### WHAT IS REQUIRED:
Say how many lines contain the word "name" and give no other text.

### SUPPLIED ENTRIES:
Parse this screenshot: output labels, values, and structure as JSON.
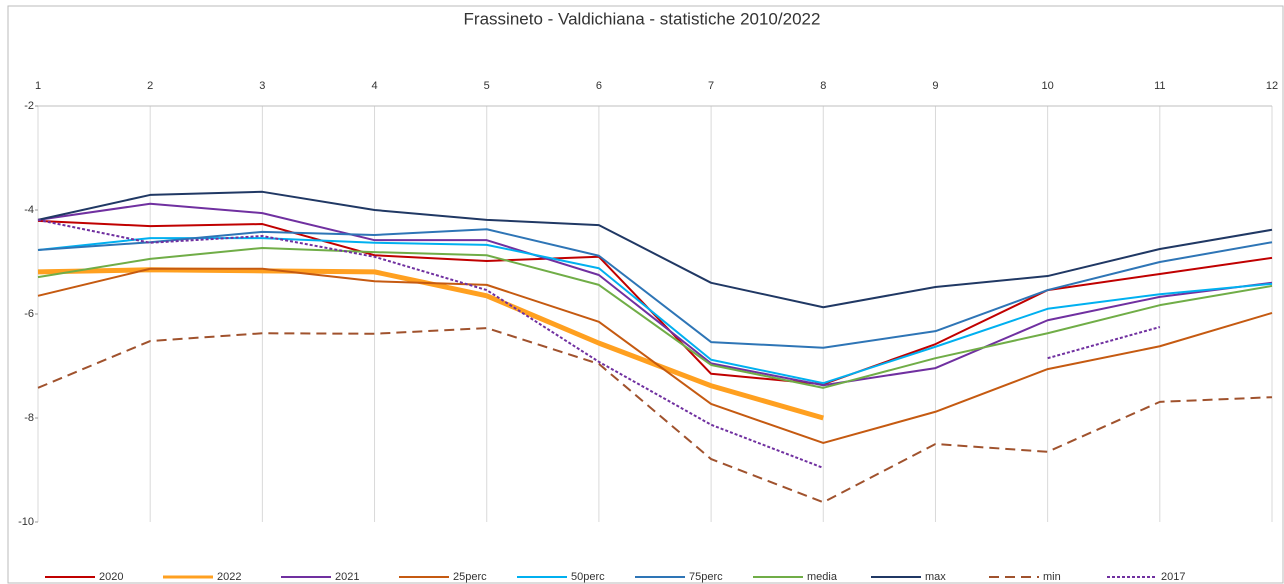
{
  "chart_data": {
    "type": "line",
    "title": "Frassineto - Valdichiana - statistiche 2010/2022",
    "categories": [
      "1",
      "2",
      "3",
      "4",
      "5",
      "6",
      "7",
      "8",
      "9",
      "10",
      "11",
      "12"
    ],
    "ylim": [
      -10,
      -2
    ],
    "yticks": [
      -2,
      -4,
      -6,
      -8,
      -10
    ],
    "grid": true,
    "legend": "bottom",
    "series": [
      {
        "name": "2020",
        "color": "#c00000",
        "line_width": 2,
        "dash": "solid",
        "values": [
          -4.21,
          -4.31,
          -4.27,
          -4.87,
          -4.98,
          -4.9,
          -7.15,
          -7.35,
          -6.58,
          -5.54,
          -5.23,
          -4.92
        ]
      },
      {
        "name": "2022",
        "color": "#ffa020",
        "line_width": 5,
        "dash": "solid",
        "values": [
          -5.19,
          -5.15,
          -5.17,
          -5.19,
          -5.65,
          -6.56,
          -7.38,
          -8.0,
          null,
          null,
          null,
          null
        ]
      },
      {
        "name": "2021",
        "color": "#7030a0",
        "line_width": 2,
        "dash": "solid",
        "values": [
          -4.19,
          -3.88,
          -4.06,
          -4.58,
          -4.58,
          -5.25,
          -6.95,
          -7.37,
          -7.04,
          -6.12,
          -5.67,
          -5.4
        ]
      },
      {
        "name": "25perc",
        "color": "#c55a11",
        "line_width": 2,
        "dash": "solid",
        "values": [
          -5.65,
          -5.13,
          -5.13,
          -5.37,
          -5.44,
          -6.15,
          -7.73,
          -8.48,
          -7.88,
          -7.06,
          -6.62,
          -5.98
        ]
      },
      {
        "name": "50perc",
        "color": "#00b0f0",
        "line_width": 2,
        "dash": "solid",
        "values": [
          -4.77,
          -4.54,
          -4.54,
          -4.63,
          -4.67,
          -5.12,
          -6.88,
          -7.33,
          -6.63,
          -5.9,
          -5.62,
          -5.42
        ]
      },
      {
        "name": "75perc",
        "color": "#2e75b6",
        "line_width": 2,
        "dash": "solid",
        "values": [
          -4.77,
          -4.62,
          -4.42,
          -4.48,
          -4.37,
          -4.88,
          -6.54,
          -6.65,
          -6.33,
          -5.54,
          -5.0,
          -4.62
        ]
      },
      {
        "name": "media",
        "color": "#70ad47",
        "line_width": 2,
        "dash": "solid",
        "values": [
          -5.29,
          -4.94,
          -4.73,
          -4.81,
          -4.87,
          -5.44,
          -6.98,
          -7.42,
          -6.85,
          -6.37,
          -5.83,
          -5.46
        ]
      },
      {
        "name": "max",
        "color": "#203864",
        "line_width": 2,
        "dash": "solid",
        "values": [
          -4.19,
          -3.71,
          -3.65,
          -4.0,
          -4.19,
          -4.29,
          -5.4,
          -5.87,
          -5.48,
          -5.27,
          -4.75,
          -4.38
        ]
      },
      {
        "name": "min",
        "color": "#a0522d",
        "line_width": 2,
        "dash": "dashed",
        "values": [
          -7.42,
          -6.52,
          -6.37,
          -6.38,
          -6.27,
          -6.96,
          -8.79,
          -9.62,
          -8.5,
          -8.65,
          -7.69,
          -7.6
        ]
      },
      {
        "name": "2017",
        "color": "#7030a0",
        "line_width": 2,
        "dash": "dotted",
        "values": [
          -4.19,
          -4.63,
          -4.5,
          -4.9,
          -5.54,
          -6.92,
          -8.13,
          -8.96,
          null,
          -6.85,
          -6.25,
          null
        ]
      }
    ]
  }
}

### TASK SOLUTION:
10